**Records for the exercise**
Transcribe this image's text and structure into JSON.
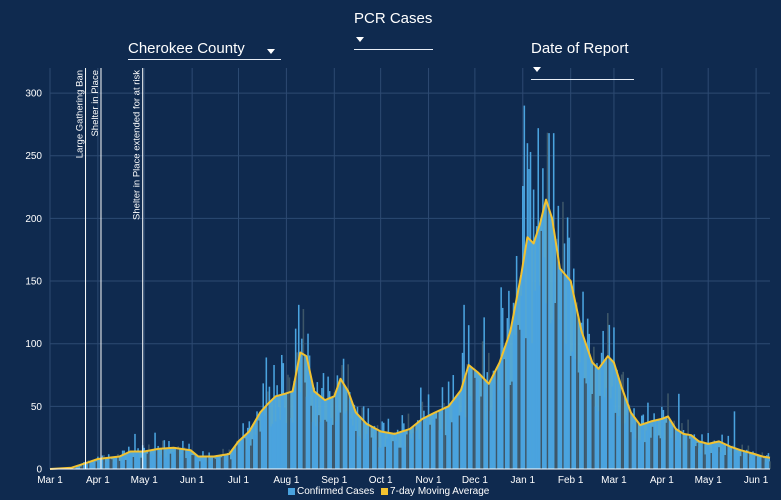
{
  "controls": {
    "metric": "PCR Cases",
    "county": "Cherokee County",
    "date_mode": "Date of Report"
  },
  "colors": {
    "background": "#0f2a4f",
    "bars": "#4aa3df",
    "bars_shadow": "#3d5668",
    "area": "#5aaed8",
    "line": "#f2c230",
    "grid": "#2d4a72"
  },
  "chart_data": {
    "type": "bar",
    "title": "PCR Cases",
    "x_start": "2020-03-01",
    "x_end": "2021-06-10",
    "ylim": [
      0,
      320
    ],
    "y_ticks": [
      0,
      50,
      100,
      150,
      200,
      250,
      300
    ],
    "x_tick_labels": [
      "Mar 1",
      "Apr 1",
      "May 1",
      "Jun 1",
      "Jul 1",
      "Aug 1",
      "Sep 1",
      "Oct 1",
      "Nov 1",
      "Dec 1",
      "Jan 1",
      "Feb 1",
      "Mar 1",
      "Apr 1",
      "May 1",
      "Jun 1"
    ],
    "x_tick_dates": [
      "2020-03-01",
      "2020-04-01",
      "2020-05-01",
      "2020-06-01",
      "2020-07-01",
      "2020-08-01",
      "2020-09-01",
      "2020-10-01",
      "2020-11-01",
      "2020-12-01",
      "2021-01-01",
      "2021-02-01",
      "2021-03-01",
      "2021-04-01",
      "2021-05-01",
      "2021-06-01"
    ],
    "annotations": [
      {
        "date": "2020-03-24",
        "label": "Large Gathering Ban"
      },
      {
        "date": "2020-04-03",
        "label": "Shelter in Place"
      },
      {
        "date": "2020-04-30",
        "label": "Shelter in Place extended for at risk"
      }
    ],
    "series": [
      {
        "name": "7-day Moving Average",
        "points": [
          [
            "2020-03-01",
            0
          ],
          [
            "2020-03-15",
            1
          ],
          [
            "2020-03-25",
            5
          ],
          [
            "2020-04-01",
            8
          ],
          [
            "2020-04-15",
            10
          ],
          [
            "2020-04-22",
            14
          ],
          [
            "2020-05-01",
            14
          ],
          [
            "2020-05-10",
            16
          ],
          [
            "2020-05-20",
            17
          ],
          [
            "2020-05-31",
            15
          ],
          [
            "2020-06-05",
            10
          ],
          [
            "2020-06-15",
            10
          ],
          [
            "2020-06-25",
            12
          ],
          [
            "2020-07-01",
            22
          ],
          [
            "2020-07-08",
            30
          ],
          [
            "2020-07-15",
            45
          ],
          [
            "2020-07-20",
            52
          ],
          [
            "2020-07-25",
            58
          ],
          [
            "2020-07-31",
            60
          ],
          [
            "2020-08-05",
            62
          ],
          [
            "2020-08-10",
            93
          ],
          [
            "2020-08-14",
            90
          ],
          [
            "2020-08-19",
            62
          ],
          [
            "2020-08-26",
            55
          ],
          [
            "2020-09-01",
            58
          ],
          [
            "2020-09-05",
            72
          ],
          [
            "2020-09-10",
            62
          ],
          [
            "2020-09-15",
            45
          ],
          [
            "2020-09-22",
            36
          ],
          [
            "2020-10-01",
            30
          ],
          [
            "2020-10-10",
            28
          ],
          [
            "2020-10-20",
            32
          ],
          [
            "2020-10-28",
            40
          ],
          [
            "2020-11-05",
            45
          ],
          [
            "2020-11-14",
            50
          ],
          [
            "2020-11-22",
            63
          ],
          [
            "2020-11-27",
            83
          ],
          [
            "2020-12-03",
            77
          ],
          [
            "2020-12-10",
            68
          ],
          [
            "2020-12-17",
            85
          ],
          [
            "2020-12-24",
            110
          ],
          [
            "2020-12-31",
            155
          ],
          [
            "2021-01-04",
            185
          ],
          [
            "2021-01-08",
            180
          ],
          [
            "2021-01-12",
            195
          ],
          [
            "2021-01-16",
            215
          ],
          [
            "2021-01-20",
            200
          ],
          [
            "2021-01-25",
            160
          ],
          [
            "2021-02-01",
            150
          ],
          [
            "2021-02-08",
            110
          ],
          [
            "2021-02-15",
            85
          ],
          [
            "2021-02-19",
            80
          ],
          [
            "2021-02-25",
            90
          ],
          [
            "2021-03-01",
            85
          ],
          [
            "2021-03-06",
            65
          ],
          [
            "2021-03-12",
            45
          ],
          [
            "2021-03-18",
            35
          ],
          [
            "2021-03-25",
            38
          ],
          [
            "2021-04-01",
            40
          ],
          [
            "2021-04-05",
            42
          ],
          [
            "2021-04-10",
            32
          ],
          [
            "2021-04-15",
            28
          ],
          [
            "2021-04-20",
            27
          ],
          [
            "2021-04-25",
            22
          ],
          [
            "2021-05-01",
            20
          ],
          [
            "2021-05-08",
            22
          ],
          [
            "2021-05-15",
            18
          ],
          [
            "2021-05-22",
            15
          ],
          [
            "2021-05-31",
            12
          ],
          [
            "2021-06-05",
            10
          ],
          [
            "2021-06-10",
            9
          ]
        ]
      },
      {
        "name": "Confirmed Cases",
        "peaks": [
          [
            "2020-04-25",
            28
          ],
          [
            "2020-05-08",
            29
          ],
          [
            "2020-05-14",
            23
          ],
          [
            "2020-07-19",
            89
          ],
          [
            "2020-07-24",
            83
          ],
          [
            "2020-07-29",
            91
          ],
          [
            "2020-08-07",
            112
          ],
          [
            "2020-08-09",
            131
          ],
          [
            "2020-08-11",
            104
          ],
          [
            "2020-09-07",
            88
          ],
          [
            "2020-09-20",
            50
          ],
          [
            "2020-10-15",
            43
          ],
          [
            "2020-10-27",
            65
          ],
          [
            "2020-11-17",
            75
          ],
          [
            "2020-11-24",
            131
          ],
          [
            "2020-12-07",
            121
          ],
          [
            "2020-12-18",
            145
          ],
          [
            "2020-12-28",
            170
          ],
          [
            "2021-01-02",
            290
          ],
          [
            "2021-01-04",
            260
          ],
          [
            "2021-01-06",
            253
          ],
          [
            "2021-01-08",
            223
          ],
          [
            "2021-01-11",
            272
          ],
          [
            "2021-01-14",
            240
          ],
          [
            "2021-01-18",
            268
          ],
          [
            "2021-01-21",
            268
          ],
          [
            "2021-01-24",
            210
          ],
          [
            "2021-01-28",
            180
          ],
          [
            "2021-02-12",
            120
          ],
          [
            "2021-02-26",
            115
          ],
          [
            "2021-03-01",
            113
          ],
          [
            "2021-04-12",
            60
          ],
          [
            "2021-05-18",
            46
          ]
        ]
      }
    ],
    "legend": [
      "Confirmed Cases",
      "7-day Moving Average"
    ],
    "legend_position": "bottom-center"
  }
}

**Brief**
Omit the pictures and reproduce the listing exactly.

**Answer to the problem**
Transcribe this image's text and structure into JSON.
{
  "controls": {
    "metric": "PCR Cases",
    "county": "Cherokee County",
    "date_mode": "Date of Report"
  },
  "colors": {
    "background": "#0f2a4f",
    "bars": "#4aa3df",
    "bars_shadow": "#3d5668",
    "area": "#5aaed8",
    "line": "#f2c230",
    "grid": "#2d4a72"
  },
  "chart_data": {
    "type": "bar",
    "title": "PCR Cases",
    "x_start": "2020-03-01",
    "x_end": "2021-06-10",
    "ylim": [
      0,
      320
    ],
    "y_ticks": [
      0,
      50,
      100,
      150,
      200,
      250,
      300
    ],
    "x_tick_labels": [
      "Mar 1",
      "Apr 1",
      "May 1",
      "Jun 1",
      "Jul 1",
      "Aug 1",
      "Sep 1",
      "Oct 1",
      "Nov 1",
      "Dec 1",
      "Jan 1",
      "Feb 1",
      "Mar 1",
      "Apr 1",
      "May 1",
      "Jun 1"
    ],
    "x_tick_dates": [
      "2020-03-01",
      "2020-04-01",
      "2020-05-01",
      "2020-06-01",
      "2020-07-01",
      "2020-08-01",
      "2020-09-01",
      "2020-10-01",
      "2020-11-01",
      "2020-12-01",
      "2021-01-01",
      "2021-02-01",
      "2021-03-01",
      "2021-04-01",
      "2021-05-01",
      "2021-06-01"
    ],
    "annotations": [
      {
        "date": "2020-03-24",
        "label": "Large Gathering Ban"
      },
      {
        "date": "2020-04-03",
        "label": "Shelter in Place"
      },
      {
        "date": "2020-04-30",
        "label": "Shelter in Place extended for at risk"
      }
    ],
    "series": [
      {
        "name": "7-day Moving Average",
        "points": [
          [
            "2020-03-01",
            0
          ],
          [
            "2020-03-15",
            1
          ],
          [
            "2020-03-25",
            5
          ],
          [
            "2020-04-01",
            8
          ],
          [
            "2020-04-15",
            10
          ],
          [
            "2020-04-22",
            14
          ],
          [
            "2020-05-01",
            14
          ],
          [
            "2020-05-10",
            16
          ],
          [
            "2020-05-20",
            17
          ],
          [
            "2020-05-31",
            15
          ],
          [
            "2020-06-05",
            10
          ],
          [
            "2020-06-15",
            10
          ],
          [
            "2020-06-25",
            12
          ],
          [
            "2020-07-01",
            22
          ],
          [
            "2020-07-08",
            30
          ],
          [
            "2020-07-15",
            45
          ],
          [
            "2020-07-20",
            52
          ],
          [
            "2020-07-25",
            58
          ],
          [
            "2020-07-31",
            60
          ],
          [
            "2020-08-05",
            62
          ],
          [
            "2020-08-10",
            93
          ],
          [
            "2020-08-14",
            90
          ],
          [
            "2020-08-19",
            62
          ],
          [
            "2020-08-26",
            55
          ],
          [
            "2020-09-01",
            58
          ],
          [
            "2020-09-05",
            72
          ],
          [
            "2020-09-10",
            62
          ],
          [
            "2020-09-15",
            45
          ],
          [
            "2020-09-22",
            36
          ],
          [
            "2020-10-01",
            30
          ],
          [
            "2020-10-10",
            28
          ],
          [
            "2020-10-20",
            32
          ],
          [
            "2020-10-28",
            40
          ],
          [
            "2020-11-05",
            45
          ],
          [
            "2020-11-14",
            50
          ],
          [
            "2020-11-22",
            63
          ],
          [
            "2020-11-27",
            83
          ],
          [
            "2020-12-03",
            77
          ],
          [
            "2020-12-10",
            68
          ],
          [
            "2020-12-17",
            85
          ],
          [
            "2020-12-24",
            110
          ],
          [
            "2020-12-31",
            155
          ],
          [
            "2021-01-04",
            185
          ],
          [
            "2021-01-08",
            180
          ],
          [
            "2021-01-12",
            195
          ],
          [
            "2021-01-16",
            215
          ],
          [
            "2021-01-20",
            200
          ],
          [
            "2021-01-25",
            160
          ],
          [
            "2021-02-01",
            150
          ],
          [
            "2021-02-08",
            110
          ],
          [
            "2021-02-15",
            85
          ],
          [
            "2021-02-19",
            80
          ],
          [
            "2021-02-25",
            90
          ],
          [
            "2021-03-01",
            85
          ],
          [
            "2021-03-06",
            65
          ],
          [
            "2021-03-12",
            45
          ],
          [
            "2021-03-18",
            35
          ],
          [
            "2021-03-25",
            38
          ],
          [
            "2021-04-01",
            40
          ],
          [
            "2021-04-05",
            42
          ],
          [
            "2021-04-10",
            32
          ],
          [
            "2021-04-15",
            28
          ],
          [
            "2021-04-20",
            27
          ],
          [
            "2021-04-25",
            22
          ],
          [
            "2021-05-01",
            20
          ],
          [
            "2021-05-08",
            22
          ],
          [
            "2021-05-15",
            18
          ],
          [
            "2021-05-22",
            15
          ],
          [
            "2021-05-31",
            12
          ],
          [
            "2021-06-05",
            10
          ],
          [
            "2021-06-10",
            9
          ]
        ]
      },
      {
        "name": "Confirmed Cases",
        "peaks": [
          [
            "2020-04-25",
            28
          ],
          [
            "2020-05-08",
            29
          ],
          [
            "2020-05-14",
            23
          ],
          [
            "2020-07-19",
            89
          ],
          [
            "2020-07-24",
            83
          ],
          [
            "2020-07-29",
            91
          ],
          [
            "2020-08-07",
            112
          ],
          [
            "2020-08-09",
            131
          ],
          [
            "2020-08-11",
            104
          ],
          [
            "2020-09-07",
            88
          ],
          [
            "2020-09-20",
            50
          ],
          [
            "2020-10-15",
            43
          ],
          [
            "2020-10-27",
            65
          ],
          [
            "2020-11-17",
            75
          ],
          [
            "2020-11-24",
            131
          ],
          [
            "2020-12-07",
            121
          ],
          [
            "2020-12-18",
            145
          ],
          [
            "2020-12-28",
            170
          ],
          [
            "2021-01-02",
            290
          ],
          [
            "2021-01-04",
            260
          ],
          [
            "2021-01-06",
            253
          ],
          [
            "2021-01-08",
            223
          ],
          [
            "2021-01-11",
            272
          ],
          [
            "2021-01-14",
            240
          ],
          [
            "2021-01-18",
            268
          ],
          [
            "2021-01-21",
            268
          ],
          [
            "2021-01-24",
            210
          ],
          [
            "2021-01-28",
            180
          ],
          [
            "2021-02-12",
            120
          ],
          [
            "2021-02-26",
            115
          ],
          [
            "2021-03-01",
            113
          ],
          [
            "2021-04-12",
            60
          ],
          [
            "2021-05-18",
            46
          ]
        ]
      }
    ],
    "legend": [
      "Confirmed Cases",
      "7-day Moving Average"
    ],
    "legend_position": "bottom-center"
  }
}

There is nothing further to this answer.